**Stated exercise**
Exactly repeat the material, dropping only the pictures.
___ Exercise materials ___
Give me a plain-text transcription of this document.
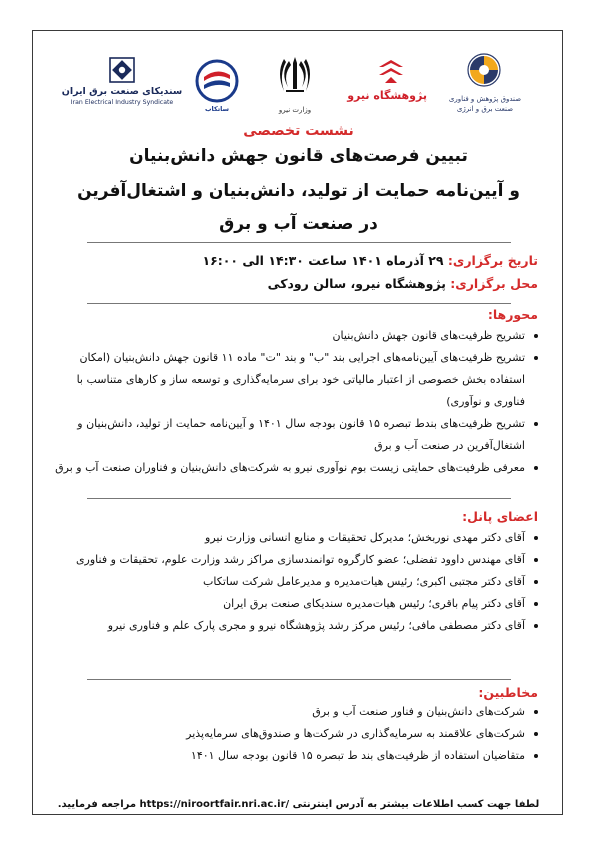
سندیکای صنعت برق ایران
Iran Electrical Industry Syndicate
ساتکاب	وزارت نیرو
پژوهشگاه نیرو	صندوق پژوهش و فناوری
صنعت برق و انرژی
نشست تخصصی
تبیین فرصت‌های قانون جهش دانش‌بنیان
و آیین‌نامه حمایت از تولید، دانش‌بنیان و اشتغال‌آفرین
در صنعت آب و برق
تاریخ برگزاری: ۲۹ آذرماه ۱۴۰۱ ساعت ۱۴:۳۰ الی ۱۶:۰۰
محل برگزاری: پژوهشگاه نیرو، سالن رودکی
محورها:
تشریح ظرفیت‌های قانون جهش دانش‌بنیان
تشریح ظرفیت‌های آیین‌نامه‌های اجرایی بند "ب" و بند "ت" ماده ۱۱ قانون جهش دانش‌بنیان (امکان استفاده بخش خصوصی از اعتبار مالیاتی خود برای سرمایه‌گذاری و توسعه ساز و کارهای متناسب با فناوری و نوآوری)
تشریح ظرفیت‌های بندط تبصره ۱۵ قانون بودجه سال ۱۴۰۱ و آیین‌نامه حمایت از تولید، دانش‌بنیان و اشتغال‌آفرین در صنعت آب و برق
معرفی ظرفیت‌های حمایتی زیست بوم نوآوری نیرو به شرکت‌های دانش‌بنیان و فناوران صنعت آب و برق
اعضای پانل:
آقای دکتر مهدی نوربخش؛ مدیرکل تحقیقات و منابع انسانی وزارت نیرو
آقای مهندس داوود تفضلی؛ عضو کارگروه توانمندسازی مراکز رشد وزارت علوم، تحقیقات و فناوری
آقای دکتر مجتبی اکبری؛ رئیس هیات‌مدیره و مدیرعامل شرکت ساتکاب
آقای دکتر پیام باقری؛ رئیس هیات‌مدیره سندیکای صنعت برق ایران
آقای دکتر مصطفی مافی؛ رئیس مرکز رشد پژوهشگاه نیرو و مجری پارک علم و فناوری نیرو
مخاطبین:
شرکت‌های دانش‌بنیان و فناور صنعت آب و برق
شرکت‌های علاقمند به سرمایه‌گذاری در شرکت‌ها و صندوق‌های سرمایه‌پذیر
متقاضیان استفاده از ظرفیت‌های بند ط تبصره ۱۵ قانون بودجه سال ۱۴۰۱
لطفا جهت کسب اطلاعات بیشتر به آدرس اینترنتی https://niroortfair.nri.ac.ir/ مراجعه فرمایید.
___
**Task solution**
Give me a plain-text transcription of this document.
سندیکای صنعت برق ایران
Iran Electrical Industry Syndicate
ساتکاب	وزارت نیرو
پژوهشگاه نیرو	صندوق پژوهش و فناوری
صنعت برق و انرژی
نشست تخصصی
تبیین فرصت‌های قانون جهش دانش‌بنیان
و آیین‌نامه حمایت از تولید، دانش‌بنیان و اشتغال‌آفرین
در صنعت آب و برق
تاریخ برگزاری: ۲۹ آذرماه ۱۴۰۱ ساعت ۱۴:۳۰ الی ۱۶:۰۰
محل برگزاری: پژوهشگاه نیرو، سالن رودکی
محورها:
تشریح ظرفیت‌های قانون جهش دانش‌بنیان
تشریح ظرفیت‌های آیین‌نامه‌های اجرایی بند "ب" و بند "ت" ماده ۱۱ قانون جهش دانش‌بنیان (امکان استفاده بخش خصوصی از اعتبار مالیاتی خود برای سرمایه‌گذاری و توسعه ساز و کارهای متناسب با فناوری و نوآوری)
تشریح ظرفیت‌های بندط تبصره ۱۵ قانون بودجه سال ۱۴۰۱ و آیین‌نامه حمایت از تولید، دانش‌بنیان و اشتغال‌آفرین در صنعت آب و برق
معرفی ظرفیت‌های حمایتی زیست بوم نوآوری نیرو به شرکت‌های دانش‌بنیان و فناوران صنعت آب و برق
اعضای پانل:
آقای دکتر مهدی نوربخش؛ مدیرکل تحقیقات و منابع انسانی وزارت نیرو
آقای مهندس داوود تفضلی؛ عضو کارگروه توانمندسازی مراکز رشد وزارت علوم، تحقیقات و فناوری
آقای دکتر مجتبی اکبری؛ رئیس هیات‌مدیره و مدیرعامل شرکت ساتکاب
آقای دکتر پیام باقری؛ رئیس هیات‌مدیره سندیکای صنعت برق ایران
آقای دکتر مصطفی مافی؛ رئیس مرکز رشد پژوهشگاه نیرو و مجری پارک علم و فناوری نیرو
مخاطبین:
شرکت‌های دانش‌بنیان و فناور صنعت آب و برق
شرکت‌های علاقمند به سرمایه‌گذاری در شرکت‌ها و صندوق‌های سرمایه‌پذیر
متقاضیان استفاده از ظرفیت‌های بند ط تبصره ۱۵ قانون بودجه سال ۱۴۰۱
لطفا جهت کسب اطلاعات بیشتر به آدرس اینترنتی https://niroortfair.nri.ac.ir/ مراجعه فرمایید.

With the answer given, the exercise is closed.